Structured figure records
____________________
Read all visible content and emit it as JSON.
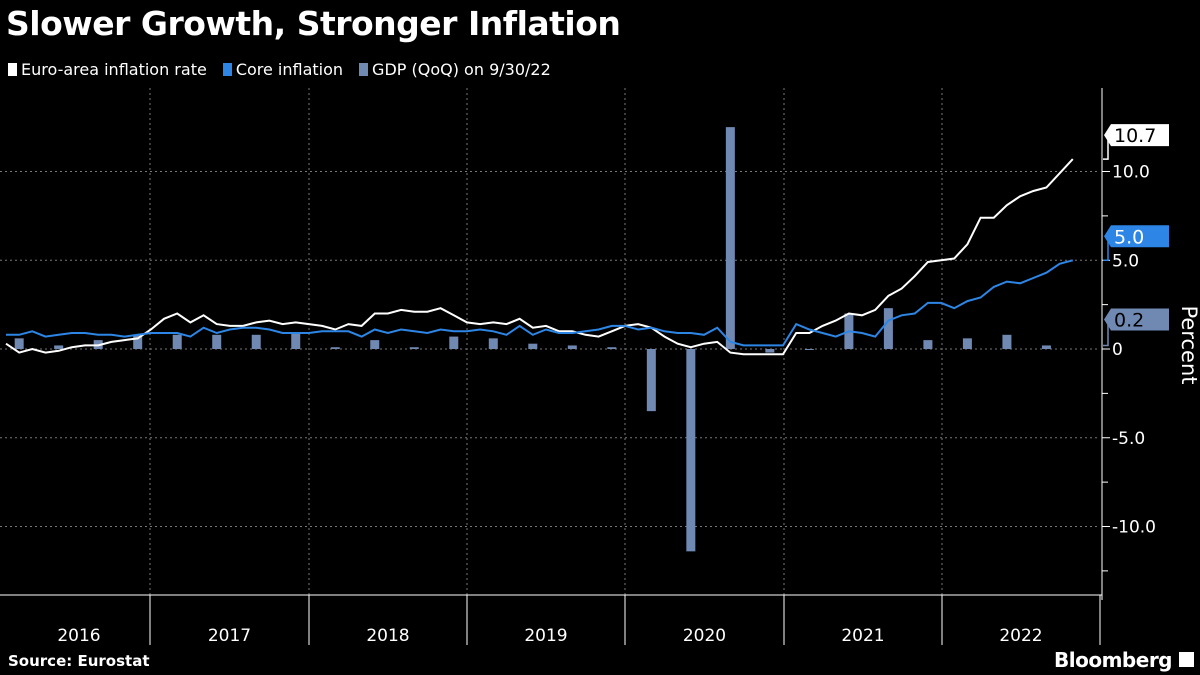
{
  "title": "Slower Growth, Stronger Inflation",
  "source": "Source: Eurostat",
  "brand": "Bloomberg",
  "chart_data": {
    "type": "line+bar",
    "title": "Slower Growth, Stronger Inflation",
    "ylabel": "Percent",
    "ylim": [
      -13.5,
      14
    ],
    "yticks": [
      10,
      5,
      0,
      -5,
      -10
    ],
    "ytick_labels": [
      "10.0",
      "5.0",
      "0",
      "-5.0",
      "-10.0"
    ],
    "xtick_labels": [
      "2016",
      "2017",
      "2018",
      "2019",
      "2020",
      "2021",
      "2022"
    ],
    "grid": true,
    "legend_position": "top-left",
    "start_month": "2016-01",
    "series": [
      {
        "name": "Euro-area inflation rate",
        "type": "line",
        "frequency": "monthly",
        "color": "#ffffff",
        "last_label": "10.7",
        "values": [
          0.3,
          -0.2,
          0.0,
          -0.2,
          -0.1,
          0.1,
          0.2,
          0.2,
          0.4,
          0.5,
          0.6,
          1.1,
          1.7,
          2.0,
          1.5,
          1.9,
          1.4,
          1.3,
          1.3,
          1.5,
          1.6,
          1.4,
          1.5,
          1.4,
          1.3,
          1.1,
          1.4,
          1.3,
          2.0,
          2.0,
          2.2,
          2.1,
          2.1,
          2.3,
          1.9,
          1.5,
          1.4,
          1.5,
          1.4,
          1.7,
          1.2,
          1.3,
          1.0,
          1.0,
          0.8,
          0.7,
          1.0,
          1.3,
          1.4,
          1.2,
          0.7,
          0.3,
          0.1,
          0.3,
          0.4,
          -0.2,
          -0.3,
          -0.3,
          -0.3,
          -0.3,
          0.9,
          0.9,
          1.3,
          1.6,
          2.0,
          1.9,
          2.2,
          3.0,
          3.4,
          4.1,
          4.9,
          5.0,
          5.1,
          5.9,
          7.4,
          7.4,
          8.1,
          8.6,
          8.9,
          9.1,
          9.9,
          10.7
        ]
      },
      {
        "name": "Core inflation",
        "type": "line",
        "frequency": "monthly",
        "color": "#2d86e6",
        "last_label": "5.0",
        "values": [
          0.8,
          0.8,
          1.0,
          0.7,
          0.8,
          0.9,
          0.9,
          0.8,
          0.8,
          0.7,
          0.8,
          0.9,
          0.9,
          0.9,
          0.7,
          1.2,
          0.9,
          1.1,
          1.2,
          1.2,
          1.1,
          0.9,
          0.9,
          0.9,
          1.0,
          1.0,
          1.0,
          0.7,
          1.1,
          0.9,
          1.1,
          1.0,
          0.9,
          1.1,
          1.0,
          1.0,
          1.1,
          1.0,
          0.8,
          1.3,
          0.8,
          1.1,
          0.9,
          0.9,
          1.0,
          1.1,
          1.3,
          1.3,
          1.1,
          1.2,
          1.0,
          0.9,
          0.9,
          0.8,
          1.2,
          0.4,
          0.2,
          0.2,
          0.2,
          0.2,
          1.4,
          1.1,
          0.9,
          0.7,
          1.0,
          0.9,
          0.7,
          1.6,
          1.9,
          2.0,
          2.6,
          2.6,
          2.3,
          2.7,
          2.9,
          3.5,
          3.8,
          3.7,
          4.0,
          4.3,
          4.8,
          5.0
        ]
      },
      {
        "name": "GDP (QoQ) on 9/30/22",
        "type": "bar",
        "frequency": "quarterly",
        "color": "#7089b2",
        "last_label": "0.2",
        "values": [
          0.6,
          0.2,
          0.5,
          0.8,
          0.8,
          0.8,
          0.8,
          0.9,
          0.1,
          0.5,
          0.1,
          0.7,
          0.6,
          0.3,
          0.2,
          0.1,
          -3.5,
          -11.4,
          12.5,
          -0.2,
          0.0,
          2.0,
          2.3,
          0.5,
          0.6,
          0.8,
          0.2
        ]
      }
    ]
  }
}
____________________
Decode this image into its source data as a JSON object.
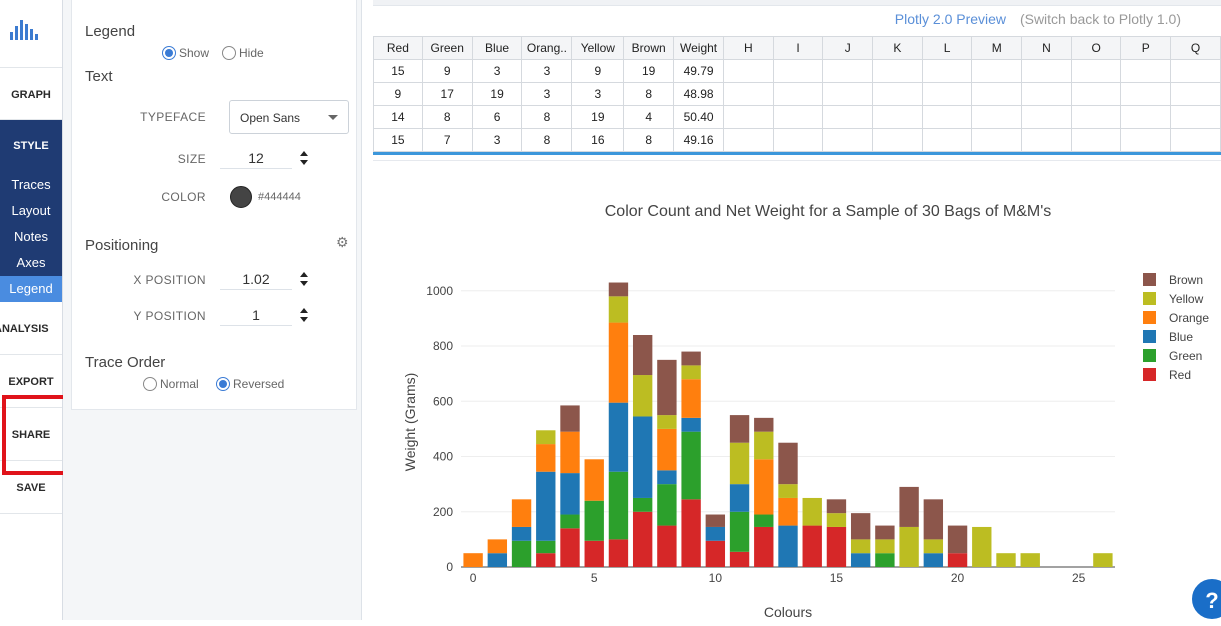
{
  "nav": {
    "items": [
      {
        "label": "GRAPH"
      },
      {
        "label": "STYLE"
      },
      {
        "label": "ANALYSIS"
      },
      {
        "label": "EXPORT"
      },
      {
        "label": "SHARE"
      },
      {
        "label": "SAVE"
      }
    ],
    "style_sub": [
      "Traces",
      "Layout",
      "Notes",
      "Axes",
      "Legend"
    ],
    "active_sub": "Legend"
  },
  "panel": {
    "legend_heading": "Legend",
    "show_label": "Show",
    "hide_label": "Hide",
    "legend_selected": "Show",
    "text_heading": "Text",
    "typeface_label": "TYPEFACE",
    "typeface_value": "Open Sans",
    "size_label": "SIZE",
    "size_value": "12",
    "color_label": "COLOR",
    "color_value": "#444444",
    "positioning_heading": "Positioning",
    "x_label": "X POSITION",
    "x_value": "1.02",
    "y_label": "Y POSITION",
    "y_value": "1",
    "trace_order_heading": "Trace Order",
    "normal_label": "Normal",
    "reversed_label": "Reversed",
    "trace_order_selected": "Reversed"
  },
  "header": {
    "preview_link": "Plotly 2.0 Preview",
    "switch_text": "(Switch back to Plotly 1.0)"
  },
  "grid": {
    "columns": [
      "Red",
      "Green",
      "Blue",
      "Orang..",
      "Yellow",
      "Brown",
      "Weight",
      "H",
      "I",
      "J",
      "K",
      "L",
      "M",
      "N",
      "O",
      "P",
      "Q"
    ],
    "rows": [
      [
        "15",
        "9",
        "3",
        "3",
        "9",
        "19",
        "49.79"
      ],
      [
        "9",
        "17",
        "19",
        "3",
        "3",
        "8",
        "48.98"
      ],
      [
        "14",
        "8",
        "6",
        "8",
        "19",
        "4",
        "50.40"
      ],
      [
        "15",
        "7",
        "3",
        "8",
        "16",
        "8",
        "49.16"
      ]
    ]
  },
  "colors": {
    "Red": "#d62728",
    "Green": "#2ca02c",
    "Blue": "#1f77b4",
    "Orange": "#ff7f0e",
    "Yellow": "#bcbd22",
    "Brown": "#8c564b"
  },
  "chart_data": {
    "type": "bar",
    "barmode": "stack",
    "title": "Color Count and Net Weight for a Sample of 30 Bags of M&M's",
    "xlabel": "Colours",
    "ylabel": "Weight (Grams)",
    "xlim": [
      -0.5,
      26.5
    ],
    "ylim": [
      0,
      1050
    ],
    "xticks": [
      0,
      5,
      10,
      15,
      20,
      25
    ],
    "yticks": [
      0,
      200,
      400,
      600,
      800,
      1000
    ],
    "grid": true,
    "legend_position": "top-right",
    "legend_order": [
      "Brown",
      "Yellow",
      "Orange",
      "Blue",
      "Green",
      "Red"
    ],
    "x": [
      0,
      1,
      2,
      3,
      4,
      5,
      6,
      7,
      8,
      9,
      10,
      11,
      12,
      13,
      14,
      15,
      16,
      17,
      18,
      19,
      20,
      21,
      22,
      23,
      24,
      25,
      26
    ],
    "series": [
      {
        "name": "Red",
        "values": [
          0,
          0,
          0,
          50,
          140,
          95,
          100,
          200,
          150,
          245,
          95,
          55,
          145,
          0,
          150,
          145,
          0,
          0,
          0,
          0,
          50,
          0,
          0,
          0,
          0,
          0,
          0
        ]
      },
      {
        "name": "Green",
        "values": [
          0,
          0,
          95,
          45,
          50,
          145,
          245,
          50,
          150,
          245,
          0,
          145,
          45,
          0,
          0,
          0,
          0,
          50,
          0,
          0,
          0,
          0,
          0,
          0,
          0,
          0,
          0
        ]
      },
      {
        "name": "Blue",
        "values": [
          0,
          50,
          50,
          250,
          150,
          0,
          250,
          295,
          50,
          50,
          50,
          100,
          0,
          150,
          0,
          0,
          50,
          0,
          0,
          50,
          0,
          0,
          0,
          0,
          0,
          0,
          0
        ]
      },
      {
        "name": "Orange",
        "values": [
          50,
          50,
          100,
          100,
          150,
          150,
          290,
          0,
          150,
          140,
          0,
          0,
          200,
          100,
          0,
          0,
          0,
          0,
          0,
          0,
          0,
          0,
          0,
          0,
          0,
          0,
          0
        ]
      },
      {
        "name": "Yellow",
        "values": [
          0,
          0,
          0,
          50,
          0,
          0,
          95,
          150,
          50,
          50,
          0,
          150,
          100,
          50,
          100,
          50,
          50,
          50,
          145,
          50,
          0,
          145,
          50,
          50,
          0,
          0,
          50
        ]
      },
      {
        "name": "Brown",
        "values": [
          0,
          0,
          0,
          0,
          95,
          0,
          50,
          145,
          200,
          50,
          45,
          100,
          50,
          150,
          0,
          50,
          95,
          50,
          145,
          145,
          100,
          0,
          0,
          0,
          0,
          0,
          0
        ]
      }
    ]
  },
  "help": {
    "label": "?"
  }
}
____________________
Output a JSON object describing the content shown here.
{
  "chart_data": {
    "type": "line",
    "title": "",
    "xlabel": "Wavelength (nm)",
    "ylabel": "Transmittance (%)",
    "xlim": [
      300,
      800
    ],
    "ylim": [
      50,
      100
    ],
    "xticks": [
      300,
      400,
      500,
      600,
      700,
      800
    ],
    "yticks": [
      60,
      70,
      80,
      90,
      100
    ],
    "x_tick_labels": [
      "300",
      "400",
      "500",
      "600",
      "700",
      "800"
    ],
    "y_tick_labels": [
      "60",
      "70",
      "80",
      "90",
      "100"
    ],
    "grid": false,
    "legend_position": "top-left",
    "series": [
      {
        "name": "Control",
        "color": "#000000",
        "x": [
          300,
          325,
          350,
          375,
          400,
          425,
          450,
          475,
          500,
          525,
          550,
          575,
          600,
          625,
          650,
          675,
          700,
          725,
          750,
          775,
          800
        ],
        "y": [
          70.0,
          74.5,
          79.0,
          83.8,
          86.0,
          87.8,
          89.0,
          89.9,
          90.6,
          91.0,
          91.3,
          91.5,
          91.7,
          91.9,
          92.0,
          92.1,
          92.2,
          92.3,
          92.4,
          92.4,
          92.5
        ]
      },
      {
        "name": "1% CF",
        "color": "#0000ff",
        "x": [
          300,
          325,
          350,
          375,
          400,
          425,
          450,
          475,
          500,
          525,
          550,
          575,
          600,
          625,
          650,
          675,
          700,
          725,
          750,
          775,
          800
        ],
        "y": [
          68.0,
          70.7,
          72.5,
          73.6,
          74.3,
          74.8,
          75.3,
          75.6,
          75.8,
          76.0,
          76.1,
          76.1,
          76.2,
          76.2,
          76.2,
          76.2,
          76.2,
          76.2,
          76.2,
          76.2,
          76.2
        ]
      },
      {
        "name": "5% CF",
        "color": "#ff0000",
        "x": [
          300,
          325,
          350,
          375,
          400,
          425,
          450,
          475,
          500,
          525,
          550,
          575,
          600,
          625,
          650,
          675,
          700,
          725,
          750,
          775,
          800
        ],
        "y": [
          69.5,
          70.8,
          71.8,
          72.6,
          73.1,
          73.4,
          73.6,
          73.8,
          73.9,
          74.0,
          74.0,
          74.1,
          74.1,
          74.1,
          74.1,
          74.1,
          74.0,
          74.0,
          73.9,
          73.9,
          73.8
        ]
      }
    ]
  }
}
____________________
= Given instruction =
Go through the listing above and list every line that has the word "Yellow".

= Complete answer =
      "Yellow",
    "Yellow": "#bcbd22",
      "Yellow",
        "name": "Yellow",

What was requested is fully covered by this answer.